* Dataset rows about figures

__________________________________________________

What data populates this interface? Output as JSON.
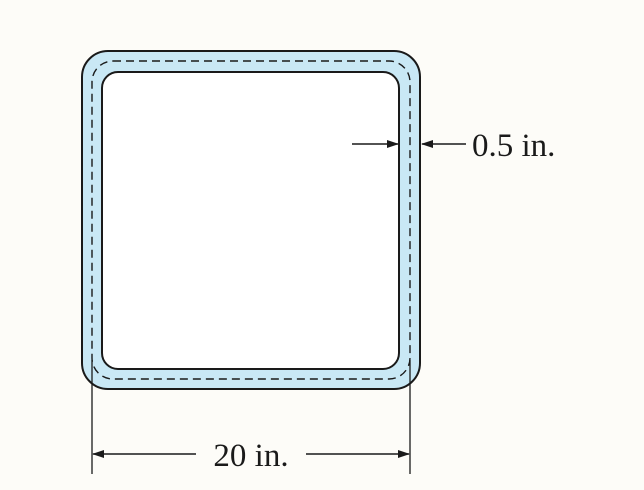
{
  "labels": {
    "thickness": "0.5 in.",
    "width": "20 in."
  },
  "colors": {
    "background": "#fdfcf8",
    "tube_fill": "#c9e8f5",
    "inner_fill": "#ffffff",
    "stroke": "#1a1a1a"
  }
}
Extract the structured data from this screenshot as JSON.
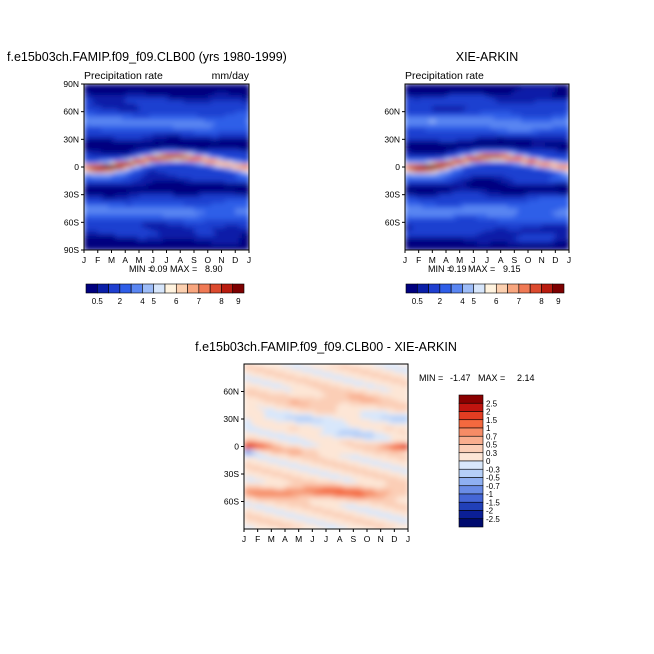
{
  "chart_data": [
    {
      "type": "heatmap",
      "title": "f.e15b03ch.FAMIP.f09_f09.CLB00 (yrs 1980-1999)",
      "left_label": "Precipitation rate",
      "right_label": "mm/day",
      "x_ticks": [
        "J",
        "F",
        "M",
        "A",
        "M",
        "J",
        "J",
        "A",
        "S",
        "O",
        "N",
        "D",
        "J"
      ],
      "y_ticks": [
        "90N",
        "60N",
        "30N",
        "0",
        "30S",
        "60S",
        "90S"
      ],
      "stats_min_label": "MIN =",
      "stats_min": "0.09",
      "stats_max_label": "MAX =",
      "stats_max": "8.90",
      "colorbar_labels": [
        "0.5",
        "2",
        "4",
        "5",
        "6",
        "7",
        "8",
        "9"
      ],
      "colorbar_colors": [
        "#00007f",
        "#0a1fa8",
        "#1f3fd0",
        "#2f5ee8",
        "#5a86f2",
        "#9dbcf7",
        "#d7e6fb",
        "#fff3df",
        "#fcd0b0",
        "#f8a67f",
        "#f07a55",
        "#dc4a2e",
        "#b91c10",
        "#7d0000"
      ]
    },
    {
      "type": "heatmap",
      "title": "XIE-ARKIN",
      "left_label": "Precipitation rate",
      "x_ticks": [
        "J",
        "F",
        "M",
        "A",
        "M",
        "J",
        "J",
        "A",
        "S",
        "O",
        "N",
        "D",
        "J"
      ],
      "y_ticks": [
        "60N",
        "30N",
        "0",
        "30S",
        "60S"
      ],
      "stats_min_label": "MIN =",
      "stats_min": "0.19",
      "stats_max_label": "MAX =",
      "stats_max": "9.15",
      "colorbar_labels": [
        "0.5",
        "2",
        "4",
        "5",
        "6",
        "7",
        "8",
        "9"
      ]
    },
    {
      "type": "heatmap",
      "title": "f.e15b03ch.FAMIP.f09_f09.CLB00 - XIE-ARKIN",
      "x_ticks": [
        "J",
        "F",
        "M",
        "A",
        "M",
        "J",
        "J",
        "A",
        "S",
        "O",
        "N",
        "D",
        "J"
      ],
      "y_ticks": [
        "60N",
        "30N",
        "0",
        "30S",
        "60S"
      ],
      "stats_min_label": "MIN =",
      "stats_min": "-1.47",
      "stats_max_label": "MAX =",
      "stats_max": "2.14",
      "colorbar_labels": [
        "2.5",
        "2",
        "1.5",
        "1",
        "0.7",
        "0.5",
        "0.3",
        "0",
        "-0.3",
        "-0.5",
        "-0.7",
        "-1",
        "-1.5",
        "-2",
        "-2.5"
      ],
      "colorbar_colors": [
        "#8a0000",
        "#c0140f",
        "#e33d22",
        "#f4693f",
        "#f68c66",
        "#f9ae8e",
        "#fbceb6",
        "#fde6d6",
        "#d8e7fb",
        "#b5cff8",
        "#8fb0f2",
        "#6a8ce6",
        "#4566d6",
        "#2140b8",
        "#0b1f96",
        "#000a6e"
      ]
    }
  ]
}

__________________________________________________

* Work instructions
From the listing above, copy every line that holds the string "this".

* Correct output
What data populates this interface? Output as JSON.
Extract the structured data from this screenshot as JSON.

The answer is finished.